Stored data:
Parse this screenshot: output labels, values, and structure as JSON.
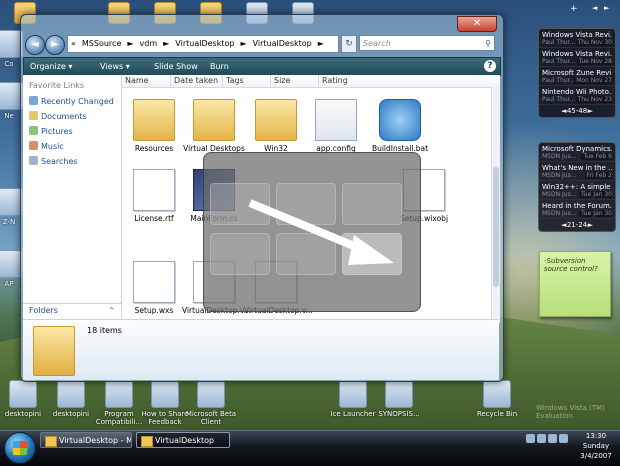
{
  "window": {
    "close_glyph": "✕",
    "back_glyph": "◄",
    "forward_glyph": "►",
    "address_prefix": "«",
    "breadcrumb": [
      "MSSource",
      "vdm",
      "VirtualDesktop",
      "VirtualDesktop"
    ],
    "breadcrumb_sep": "►",
    "refresh_glyph": "↻",
    "search_placeholder": "Search",
    "search_glyph": "⚲"
  },
  "toolbar": {
    "organize": "Organize ▾",
    "views": "Views ▾",
    "slideshow": "Slide Show",
    "burn": "Burn",
    "help": "?"
  },
  "nav_pane": {
    "heading": "Favorite Links",
    "links": [
      "Recently Changed",
      "Documents",
      "Pictures",
      "Music",
      "Searches"
    ],
    "folders_label": "Folders",
    "folders_glyph": "⌃"
  },
  "columns": [
    "Name",
    "Date taken",
    "Tags",
    "Size",
    "Rating"
  ],
  "files": [
    {
      "label": "Resources",
      "kind": "folder"
    },
    {
      "label": "Virtual Desktops",
      "kind": "folder"
    },
    {
      "label": "Win32",
      "kind": "folder"
    },
    {
      "label": "app.config",
      "kind": "cfg"
    },
    {
      "label": "BuildInstall.bat",
      "kind": "gear"
    },
    {
      "label": "License.rtf",
      "kind": "doc"
    },
    {
      "label": "MainForm.cs",
      "kind": "sel"
    },
    {
      "label": "Setup.wxs",
      "kind": "doc"
    },
    {
      "label": "VirtualDesktop.v...",
      "kind": "doc"
    },
    {
      "label": "VirtualDesktop.v...",
      "kind": "doc"
    },
    {
      "label": "Setup.wixobj",
      "kind": "doc"
    }
  ],
  "details": {
    "count": "18 items"
  },
  "desktop_icons": [
    "Co",
    "Ne",
    "Z-N",
    "AP",
    "desktopini",
    "desktopini",
    "Program Compatibili...",
    "How to Share Feedback",
    "Microsoft Beta Client",
    "Ice Launcher",
    "SYNOPSIS...",
    "Recycle Bin"
  ],
  "gadgets": {
    "controls": [
      "+",
      "◄",
      "►"
    ],
    "feed1": [
      {
        "title": "Windows Vista Revi...",
        "meta": "Paul Thur...",
        "date": "Thu Nov 30"
      },
      {
        "title": "Windows Vista Revi...",
        "meta": "Paul Thur...",
        "date": "Tue Nov 28"
      },
      {
        "title": "Microsoft Zune Revi...",
        "meta": "Paul Thur...",
        "date": "Mon Nov 27"
      },
      {
        "title": "Nintendo Wii Photo...",
        "meta": "Paul Thur...",
        "date": "Thu Nov 23"
      }
    ],
    "feed1_pager": "45-48",
    "feed2": [
      {
        "title": "Microsoft Dynamics...",
        "meta": "MSDN Jus...",
        "date": "Tue Feb 6"
      },
      {
        "title": "What's New in the ...",
        "meta": "MSDN Jus...",
        "date": "Fri Feb 2"
      },
      {
        "title": "Win32++: A simple ...",
        "meta": "MSDN Jus...",
        "date": "Tue Jan 30"
      },
      {
        "title": "Heard in the Forum...",
        "meta": "MSDN Jus...",
        "date": "Tue Jan 30"
      }
    ],
    "feed2_pager": "21-24",
    "pager_prev": "◄",
    "pager_next": "►",
    "note": "-Subversion source control?"
  },
  "brand": "Windows Vista (TM) Evaluation",
  "taskbar": {
    "buttons": [
      {
        "label": "VirtualDesktop - Mi...",
        "state": "normal"
      },
      {
        "label": "VirtualDesktop",
        "state": "active"
      }
    ],
    "time": "13:30",
    "day": "Sunday",
    "date": "3/4/2007"
  }
}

§ Task objective
Transcribe all the records above word for word, without their images.

§ Expected answer
Parse this screenshot: output labels, values, and structure as JSON.
{
  "window": {
    "close_glyph": "✕",
    "back_glyph": "◄",
    "forward_glyph": "►",
    "address_prefix": "«",
    "breadcrumb": [
      "MSSource",
      "vdm",
      "VirtualDesktop",
      "VirtualDesktop"
    ],
    "breadcrumb_sep": "►",
    "refresh_glyph": "↻",
    "search_placeholder": "Search",
    "search_glyph": "⚲"
  },
  "toolbar": {
    "organize": "Organize ▾",
    "views": "Views ▾",
    "slideshow": "Slide Show",
    "burn": "Burn",
    "help": "?"
  },
  "nav_pane": {
    "heading": "Favorite Links",
    "links": [
      "Recently Changed",
      "Documents",
      "Pictures",
      "Music",
      "Searches"
    ],
    "folders_label": "Folders",
    "folders_glyph": "⌃"
  },
  "columns": [
    "Name",
    "Date taken",
    "Tags",
    "Size",
    "Rating"
  ],
  "files": [
    {
      "label": "Resources",
      "kind": "folder"
    },
    {
      "label": "Virtual Desktops",
      "kind": "folder"
    },
    {
      "label": "Win32",
      "kind": "folder"
    },
    {
      "label": "app.config",
      "kind": "cfg"
    },
    {
      "label": "BuildInstall.bat",
      "kind": "gear"
    },
    {
      "label": "License.rtf",
      "kind": "doc"
    },
    {
      "label": "MainForm.cs",
      "kind": "sel"
    },
    {
      "label": "Setup.wxs",
      "kind": "doc"
    },
    {
      "label": "VirtualDesktop.v...",
      "kind": "doc"
    },
    {
      "label": "VirtualDesktop.v...",
      "kind": "doc"
    },
    {
      "label": "Setup.wixobj",
      "kind": "doc"
    }
  ],
  "details": {
    "count": "18 items"
  },
  "desktop_icons": [
    "Co",
    "Ne",
    "Z-N",
    "AP",
    "desktopini",
    "desktopini",
    "Program Compatibili...",
    "How to Share Feedback",
    "Microsoft Beta Client",
    "Ice Launcher",
    "SYNOPSIS...",
    "Recycle Bin"
  ],
  "gadgets": {
    "controls": [
      "+",
      "◄",
      "►"
    ],
    "feed1": [
      {
        "title": "Windows Vista Revi...",
        "meta": "Paul Thur...",
        "date": "Thu Nov 30"
      },
      {
        "title": "Windows Vista Revi...",
        "meta": "Paul Thur...",
        "date": "Tue Nov 28"
      },
      {
        "title": "Microsoft Zune Revi...",
        "meta": "Paul Thur...",
        "date": "Mon Nov 27"
      },
      {
        "title": "Nintendo Wii Photo...",
        "meta": "Paul Thur...",
        "date": "Thu Nov 23"
      }
    ],
    "feed1_pager": "45-48",
    "feed2": [
      {
        "title": "Microsoft Dynamics...",
        "meta": "MSDN Jus...",
        "date": "Tue Feb 6"
      },
      {
        "title": "What's New in the ...",
        "meta": "MSDN Jus...",
        "date": "Fri Feb 2"
      },
      {
        "title": "Win32++: A simple ...",
        "meta": "MSDN Jus...",
        "date": "Tue Jan 30"
      },
      {
        "title": "Heard in the Forum...",
        "meta": "MSDN Jus...",
        "date": "Tue Jan 30"
      }
    ],
    "feed2_pager": "21-24",
    "pager_prev": "◄",
    "pager_next": "►",
    "note": "-Subversion source control?"
  },
  "brand": "Windows Vista (TM) Evaluation",
  "taskbar": {
    "buttons": [
      {
        "label": "VirtualDesktop - Mi...",
        "state": "normal"
      },
      {
        "label": "VirtualDesktop",
        "state": "active"
      }
    ],
    "time": "13:30",
    "day": "Sunday",
    "date": "3/4/2007"
  }
}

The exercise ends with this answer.